Excerpted data -
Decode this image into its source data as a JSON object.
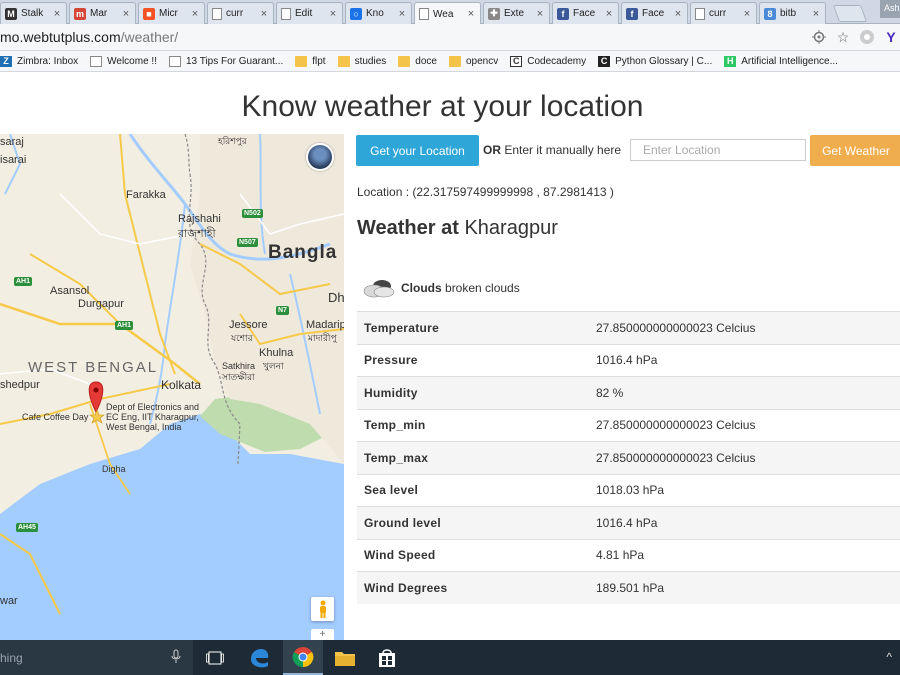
{
  "browser": {
    "tabs": [
      {
        "label": "Stalk",
        "color": "#333333",
        "glyph": "M"
      },
      {
        "label": "Mar",
        "color": "#d44638",
        "glyph": "m"
      },
      {
        "label": "Micr",
        "color": "#f35325",
        "glyph": "■"
      },
      {
        "label": "curr",
        "color": "#ffffff",
        "glyph": ""
      },
      {
        "label": "Edit",
        "color": "#ffffff",
        "glyph": ""
      },
      {
        "label": "Kno",
        "color": "#1a73e8",
        "glyph": "○"
      },
      {
        "label": "Wea",
        "color": "#ffffff",
        "glyph": "",
        "active": true
      },
      {
        "label": "Exte",
        "color": "#888888",
        "glyph": "✚"
      },
      {
        "label": "Face",
        "color": "#3b5998",
        "glyph": "f"
      },
      {
        "label": "Face",
        "color": "#3b5998",
        "glyph": "f"
      },
      {
        "label": "curr",
        "color": "#ffffff",
        "glyph": ""
      },
      {
        "label": "bitb",
        "color": "#4a8ad6",
        "glyph": "8"
      }
    ],
    "profile_label": "Ash",
    "url_host": "mo.webtutplus.com",
    "url_path": "/weather/",
    "bookmarks": [
      {
        "label": "Zimbra: Inbox",
        "icon": "zimbra",
        "color": "#1f6fb5",
        "glyph": "Z"
      },
      {
        "label": "Welcome !!",
        "icon": "page",
        "color": "#ffffff",
        "glyph": ""
      },
      {
        "label": "13 Tips For Guarant...",
        "icon": "page",
        "color": "#ffffff",
        "glyph": ""
      },
      {
        "label": "flpt",
        "icon": "folder",
        "color": "#f3c34a",
        "glyph": ""
      },
      {
        "label": "studies",
        "icon": "folder",
        "color": "#f3c34a",
        "glyph": ""
      },
      {
        "label": "doce",
        "icon": "folder",
        "color": "#f3c34a",
        "glyph": ""
      },
      {
        "label": "opencv",
        "icon": "folder",
        "color": "#f3c34a",
        "glyph": ""
      },
      {
        "label": "Codecademy",
        "icon": "codecademy",
        "color": "#ffffff",
        "glyph": "C"
      },
      {
        "label": "Python Glossary | C...",
        "icon": "codecademy-dark",
        "color": "#222222",
        "glyph": "C"
      },
      {
        "label": "Artificial Intelligence...",
        "icon": "hackerrank",
        "color": "#2ec866",
        "glyph": "H"
      }
    ]
  },
  "page": {
    "title": "Know weather at your location",
    "get_location_label": "Get your Location",
    "or_label": "OR",
    "manual_label": "Enter it manually here",
    "location_placeholder": "Enter Location",
    "get_weather_label": "Get Weather",
    "location_text": "Location : (22.317597499999998 , 87.2981413 )",
    "weather_at_label": "Weather at",
    "city": "Kharagpur",
    "condition_main": "Clouds",
    "condition_desc": "broken clouds",
    "rows": [
      {
        "key": "Temperature",
        "value": "27.850000000000023 Celcius"
      },
      {
        "key": "Pressure",
        "value": "1016.4 hPa"
      },
      {
        "key": "Humidity",
        "value": "82 %"
      },
      {
        "key": "Temp_min",
        "value": "27.850000000000023 Celcius"
      },
      {
        "key": "Temp_max",
        "value": "27.850000000000023 Celcius"
      },
      {
        "key": "Sea level",
        "value": "1018.03 hPa"
      },
      {
        "key": "Ground level",
        "value": "1016.4 hPa"
      },
      {
        "key": "Wind Speed",
        "value": "4.81 hPa"
      },
      {
        "key": "Wind Degrees",
        "value": "189.501 hPa"
      }
    ]
  },
  "map": {
    "labels": {
      "durgapur_top": "Durgapur",
      "farakka": "Farakka",
      "rajshahi": "Rajshahi",
      "rajshahi_bn": "রাজশাহী",
      "bangladesh": "Bangla",
      "dh": "Dh",
      "asansol": "Asansol",
      "durgapur": "Durgapur",
      "west_bengal": "WEST BENGAL",
      "jessore": "Jessore",
      "jessore_bn": "যশোর",
      "madaripur": "Madarip",
      "madaripur_bn": "মাদারীপু",
      "khulna": "Khulna",
      "khulna_bn": "খুলনা",
      "satkhira": "Satkhira",
      "satkhira_bn": "সাতক্ষীরা",
      "kolkata": "Kolkata",
      "jamshedpur": "shedpur",
      "cafe": "Cafe Coffee Day",
      "marker_line1": "Dept of Electronics and",
      "marker_line2": "EC Eng, IIT Kharagpur,",
      "marker_line3": "West Bengal, India",
      "digha": "Digha",
      "asarai": "saraj",
      "isarai": "isarai",
      "war": "war",
      "khurj": "হরিশপুর"
    },
    "highways": {
      "n502": "N502",
      "n507": "N507",
      "ah1_a": "AH1",
      "ah1_b": "AH1",
      "n7": "N7",
      "ah45": "AH45"
    },
    "zoom_label": "+"
  },
  "taskbar": {
    "search_text": "hing"
  }
}
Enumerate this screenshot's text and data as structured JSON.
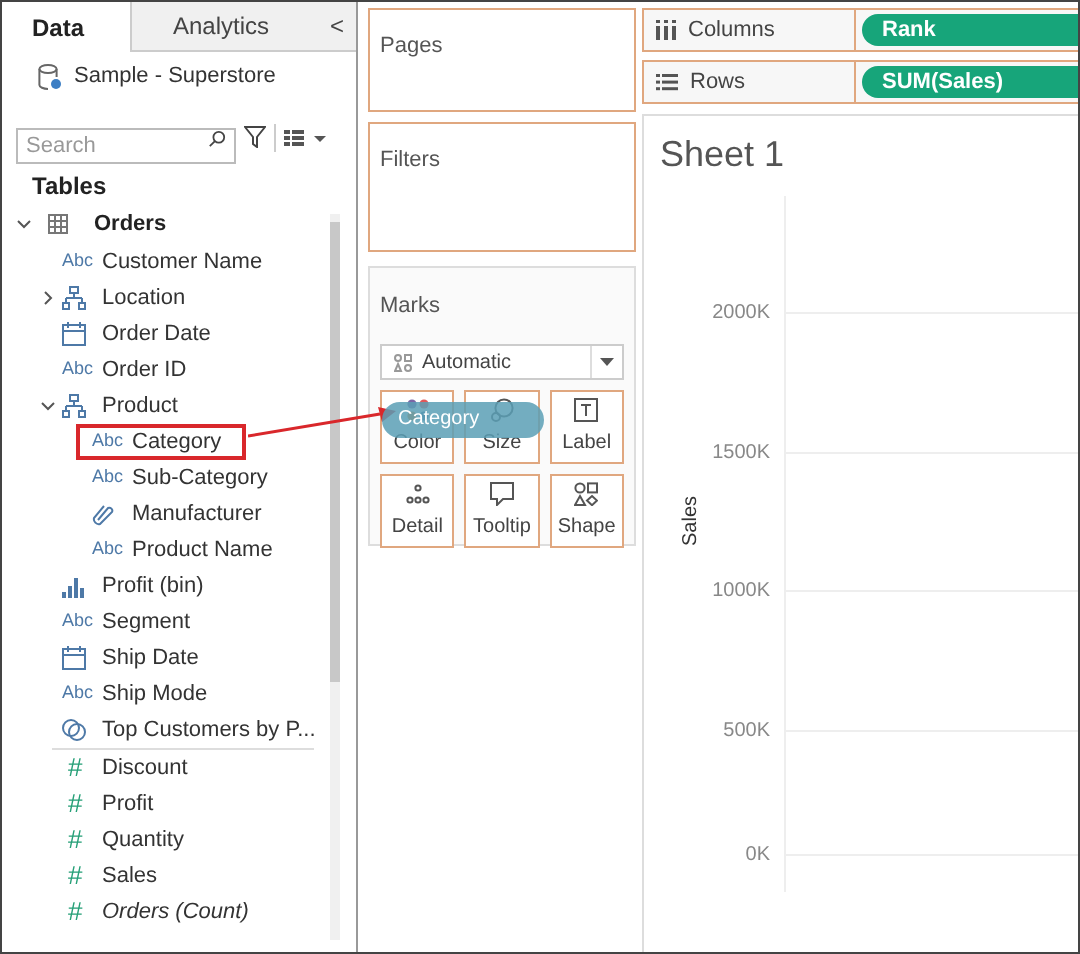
{
  "sidebar": {
    "tabs": [
      {
        "label": "Data",
        "selected": true
      },
      {
        "label": "Analytics",
        "selected": false
      }
    ],
    "collapse": "<",
    "datasource": "Sample - Superstore",
    "search": {
      "placeholder": "Search"
    },
    "section_title": "Tables",
    "table": {
      "name": "Orders",
      "expanded": true
    },
    "fields": [
      {
        "kind": "abc",
        "badge": "Abc",
        "label": "Customer Name",
        "highlighted": false
      },
      {
        "kind": "hierarchy",
        "label": "Location",
        "expanded": false,
        "highlighted": false
      },
      {
        "kind": "date",
        "label": "Order Date",
        "highlighted": false
      },
      {
        "kind": "abc",
        "badge": "Abc",
        "label": "Order ID",
        "highlighted": false
      },
      {
        "kind": "hierarchy",
        "label": "Product",
        "expanded": true,
        "highlighted": false,
        "children": [
          {
            "kind": "abc",
            "badge": "Abc",
            "label": "Category",
            "highlighted": true
          },
          {
            "kind": "abc",
            "badge": "Abc",
            "label": "Sub-Category",
            "highlighted": false
          },
          {
            "kind": "attachment",
            "label": "Manufacturer",
            "highlighted": false
          },
          {
            "kind": "abc",
            "badge": "Abc",
            "label": "Product Name",
            "highlighted": false
          }
        ]
      },
      {
        "kind": "bin",
        "label": "Profit (bin)",
        "highlighted": false
      },
      {
        "kind": "abc",
        "badge": "Abc",
        "label": "Segment",
        "highlighted": false
      },
      {
        "kind": "date",
        "label": "Ship Date",
        "highlighted": false
      },
      {
        "kind": "abc",
        "badge": "Abc",
        "label": "Ship Mode",
        "highlighted": false
      },
      {
        "kind": "set",
        "label": "Top Customers by P...",
        "highlighted": false
      },
      {
        "kind": "measure",
        "badge": "#",
        "label": "Discount",
        "highlighted": false,
        "italic": false
      },
      {
        "kind": "measure",
        "badge": "#",
        "label": "Profit",
        "highlighted": false,
        "italic": false
      },
      {
        "kind": "measure",
        "badge": "#",
        "label": "Quantity",
        "highlighted": false,
        "italic": false
      },
      {
        "kind": "measure",
        "badge": "#",
        "label": "Sales",
        "highlighted": false,
        "italic": false
      },
      {
        "kind": "measure",
        "badge": "#",
        "label": "Orders (Count)",
        "highlighted": false,
        "italic": true
      }
    ]
  },
  "pages": {
    "title": "Pages"
  },
  "filters": {
    "title": "Filters"
  },
  "marks": {
    "title": "Marks",
    "mark_type": "Automatic",
    "buttons": [
      {
        "kind": "color",
        "label": "Color"
      },
      {
        "kind": "size",
        "label": "Size"
      },
      {
        "kind": "label",
        "label": "Label"
      },
      {
        "kind": "detail",
        "label": "Detail"
      },
      {
        "kind": "tooltip",
        "label": "Tooltip"
      },
      {
        "kind": "shape",
        "label": "Shape"
      }
    ]
  },
  "shelves": [
    {
      "kind": "columns",
      "label": "Columns",
      "pill": "Rank"
    },
    {
      "kind": "rows",
      "label": "Rows",
      "pill": "SUM(Sales)"
    }
  ],
  "sheet": {
    "title": "Sheet 1",
    "axis_title": "Sales",
    "ticks": [
      "2000K",
      "1500K",
      "1000K",
      "500K",
      "0K"
    ]
  },
  "drag_pill": "Category"
}
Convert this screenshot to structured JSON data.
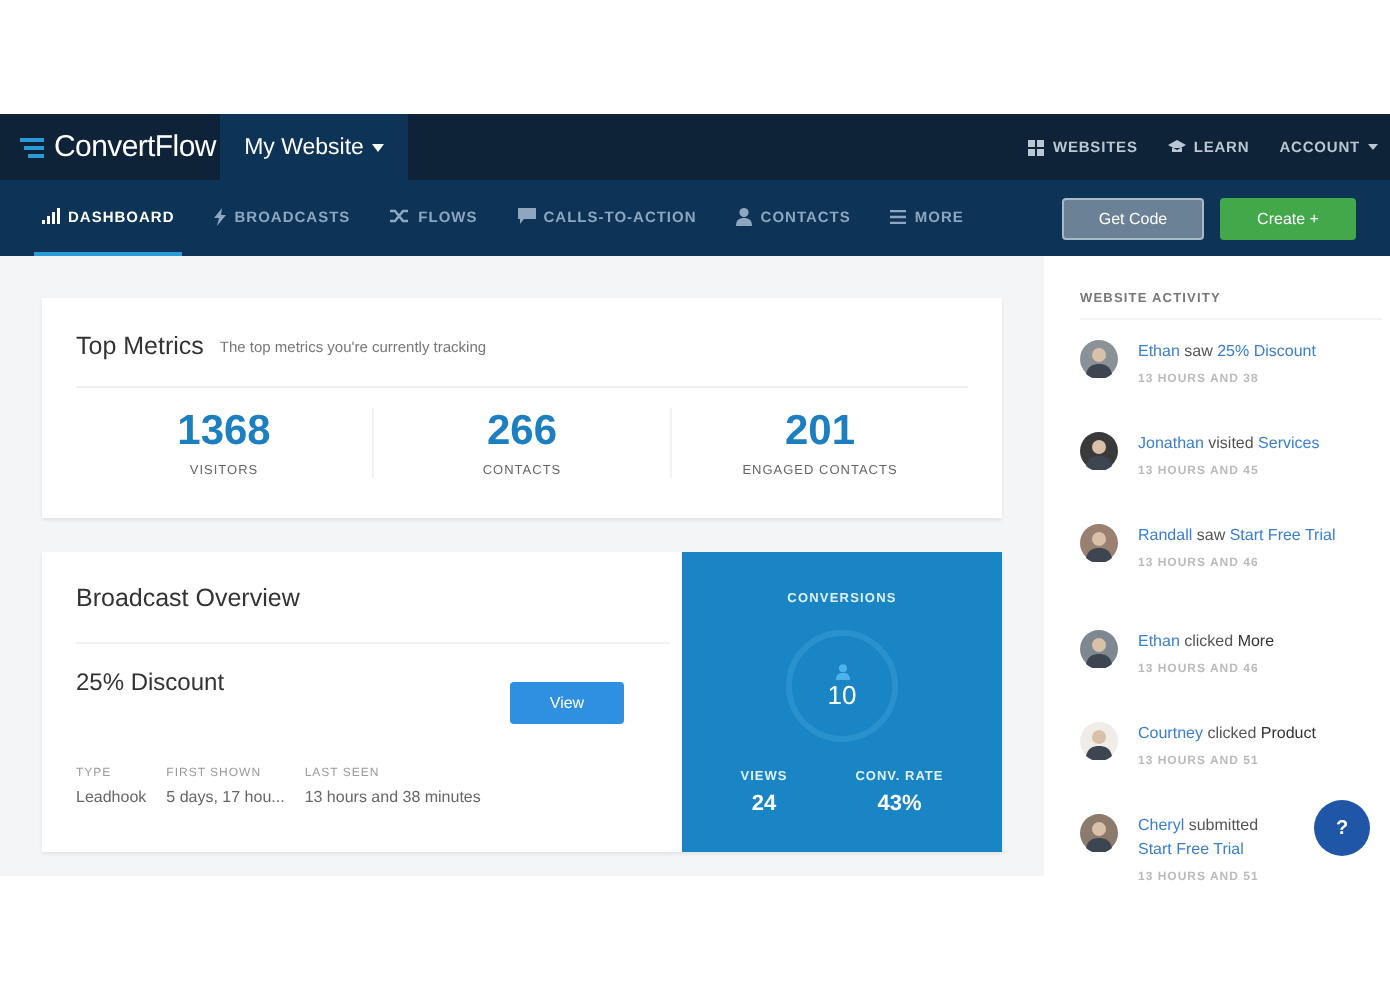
{
  "brand": {
    "name": "ConvertFlow"
  },
  "site_menu": {
    "label": "My Website"
  },
  "top_links": [
    {
      "label": "WEBSITES",
      "dropdown": false
    },
    {
      "label": "LEARN",
      "dropdown": false
    },
    {
      "label": "ACCOUNT",
      "dropdown": true
    }
  ],
  "tabs": [
    {
      "label": "DASHBOARD",
      "selected": true
    },
    {
      "label": "BROADCASTS",
      "selected": false
    },
    {
      "label": "FLOWS",
      "selected": false
    },
    {
      "label": "CALLS-TO-ACTION",
      "selected": false
    },
    {
      "label": "CONTACTS",
      "selected": false
    },
    {
      "label": "MORE",
      "selected": false
    }
  ],
  "buttons": [
    {
      "label": "Get Code",
      "kind": "secondary"
    },
    {
      "label": "Create +",
      "kind": "primary"
    }
  ],
  "top_metrics": {
    "title": "Top Metrics",
    "subtitle": "The top metrics you're currently tracking",
    "metrics": [
      {
        "value": "1368",
        "label": "VISITORS"
      },
      {
        "value": "266",
        "label": "CONTACTS"
      },
      {
        "value": "201",
        "label": "ENGAGED CONTACTS"
      }
    ]
  },
  "broadcast": {
    "title": "Broadcast Overview",
    "name": "25% Discount",
    "view_button": "View",
    "details": [
      {
        "label": "TYPE",
        "value": "Leadhook"
      },
      {
        "label": "FIRST SHOWN",
        "value": "5 days, 17 hou..."
      },
      {
        "label": "LAST SEEN",
        "value": "13 hours and 38 minutes"
      }
    ],
    "conversions": {
      "title": "CONVERSIONS",
      "value": "10",
      "stats": [
        {
          "label": "VIEWS",
          "value": "24"
        },
        {
          "label": "CONV. RATE",
          "value": "43%"
        }
      ]
    }
  },
  "activity": {
    "title": "WEBSITE ACTIVITY",
    "items": [
      {
        "name": "Ethan",
        "verb": "saw",
        "target": "25% Discount",
        "target_linked": true,
        "time": "13 HOURS AND 38"
      },
      {
        "name": "Jonathan",
        "verb": "visited",
        "target": "Services",
        "target_linked": true,
        "time": "13 HOURS AND 45"
      },
      {
        "name": "Randall",
        "verb": "saw",
        "target": "Start Free Trial",
        "target_linked": true,
        "time": "13 HOURS AND 46"
      },
      {
        "name": "Ethan",
        "verb": "clicked",
        "target": "More",
        "target_linked": false,
        "time": "13 HOURS AND 46"
      },
      {
        "name": "Courtney",
        "verb": "clicked",
        "target": "Product",
        "target_linked": false,
        "time": "13 HOURS AND 51"
      },
      {
        "name": "Cheryl",
        "verb": "submitted",
        "target": "Start Free Trial",
        "target_linked": true,
        "time": "13 HOURS AND 51"
      }
    ]
  },
  "help_button": {
    "label": "?"
  }
}
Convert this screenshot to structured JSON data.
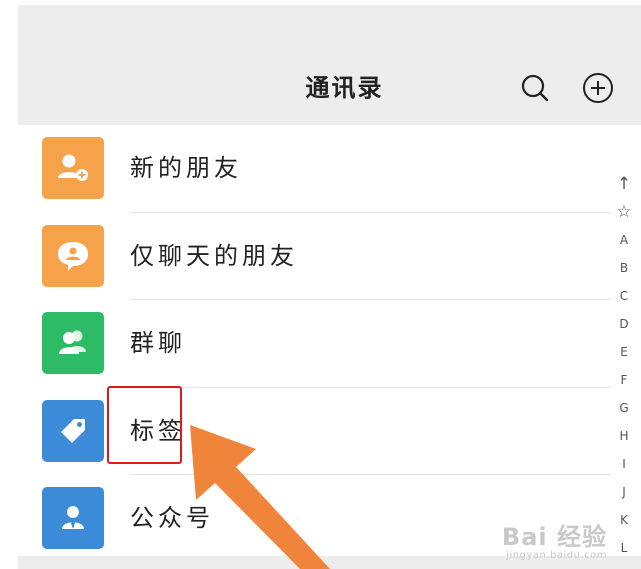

What you should do -
Copy every line of the data that holds the string "Sales".

Completed task -
        "label": "Sales",
      "pill": "SUM(Sales)"
    "axis_title": "Sales",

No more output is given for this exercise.